Find all lines in the records that include the word "JSON", and copy them out.
======
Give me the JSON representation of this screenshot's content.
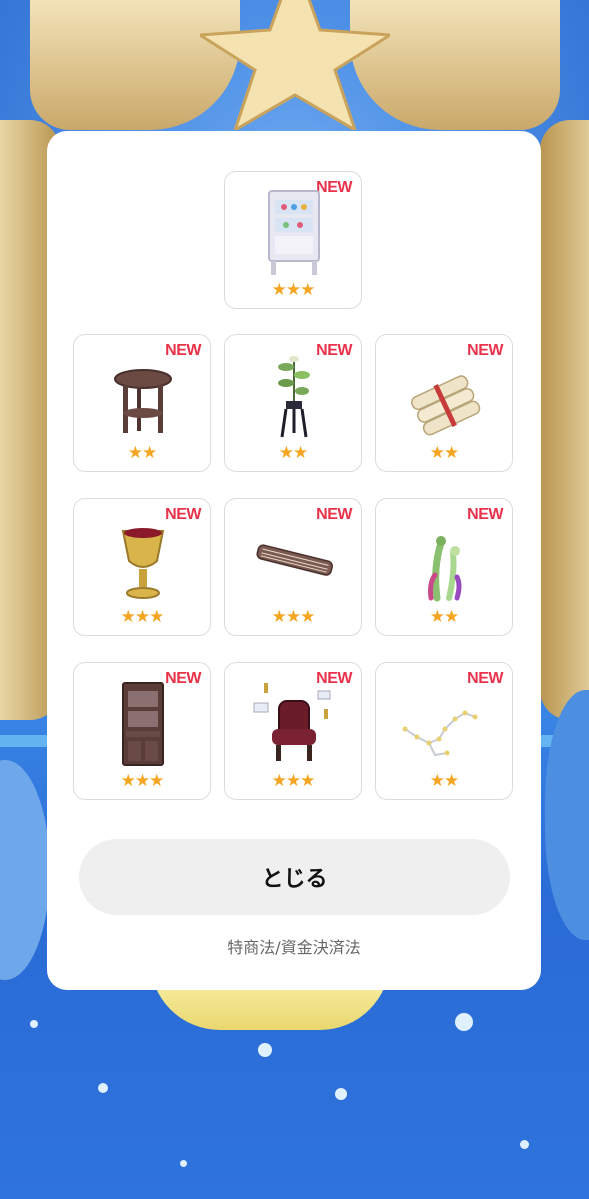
{
  "items": [
    {
      "name": "glass-cabinet",
      "badge": "NEW",
      "stars": "★★★",
      "rarity": 3
    },
    {
      "name": "round-side-table",
      "badge": "NEW",
      "stars": "★★",
      "rarity": 2
    },
    {
      "name": "potted-plant-stand",
      "badge": "NEW",
      "stars": "★★",
      "rarity": 2
    },
    {
      "name": "rolled-scrolls",
      "badge": "NEW",
      "stars": "★★",
      "rarity": 2
    },
    {
      "name": "golden-goblet",
      "badge": "NEW",
      "stars": "★★★",
      "rarity": 3
    },
    {
      "name": "koto-harp",
      "badge": "NEW",
      "stars": "★★★",
      "rarity": 3
    },
    {
      "name": "coral-seaweed",
      "badge": "NEW",
      "stars": "★★",
      "rarity": 2
    },
    {
      "name": "wooden-bookshelf",
      "badge": "NEW",
      "stars": "★★★",
      "rarity": 3
    },
    {
      "name": "velvet-armchair",
      "badge": "NEW",
      "stars": "★★★",
      "rarity": 3
    },
    {
      "name": "constellation-lights",
      "badge": "NEW",
      "stars": "★★",
      "rarity": 2
    }
  ],
  "close_label": "とじる",
  "legal_link_label": "特商法/資金決済法",
  "colors": {
    "new_badge": "#e8334b",
    "star": "#f4a623",
    "button_bg": "#efefef"
  }
}
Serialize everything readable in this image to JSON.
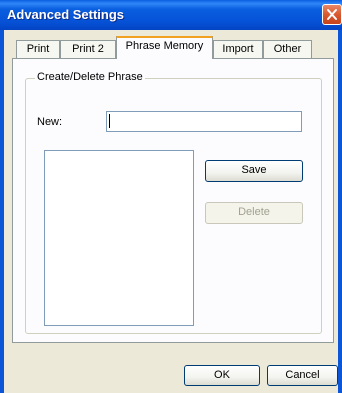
{
  "window": {
    "title": "Advanced Settings"
  },
  "tabs": [
    {
      "label": "Print",
      "active": false
    },
    {
      "label": "Print 2",
      "active": false
    },
    {
      "label": "Phrase Memory",
      "active": true
    },
    {
      "label": "Import",
      "active": false
    },
    {
      "label": "Other",
      "active": false
    }
  ],
  "group": {
    "title": "Create/Delete Phrase",
    "new_label": "New:",
    "new_value": "",
    "phrases": []
  },
  "buttons": {
    "save": "Save",
    "delete": "Delete",
    "ok": "OK",
    "cancel": "Cancel"
  },
  "colors": {
    "titlebar": "#0a5fe0",
    "close_button": "#d9592f",
    "dialog_background": "#ece9d8",
    "active_tab_highlight": "#f1a01f"
  },
  "icons": {
    "close": "close-icon"
  }
}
======
## Correct output:
Give me the JSON representation of this screenshot's content.
Serialize everything readable in this image to JSON.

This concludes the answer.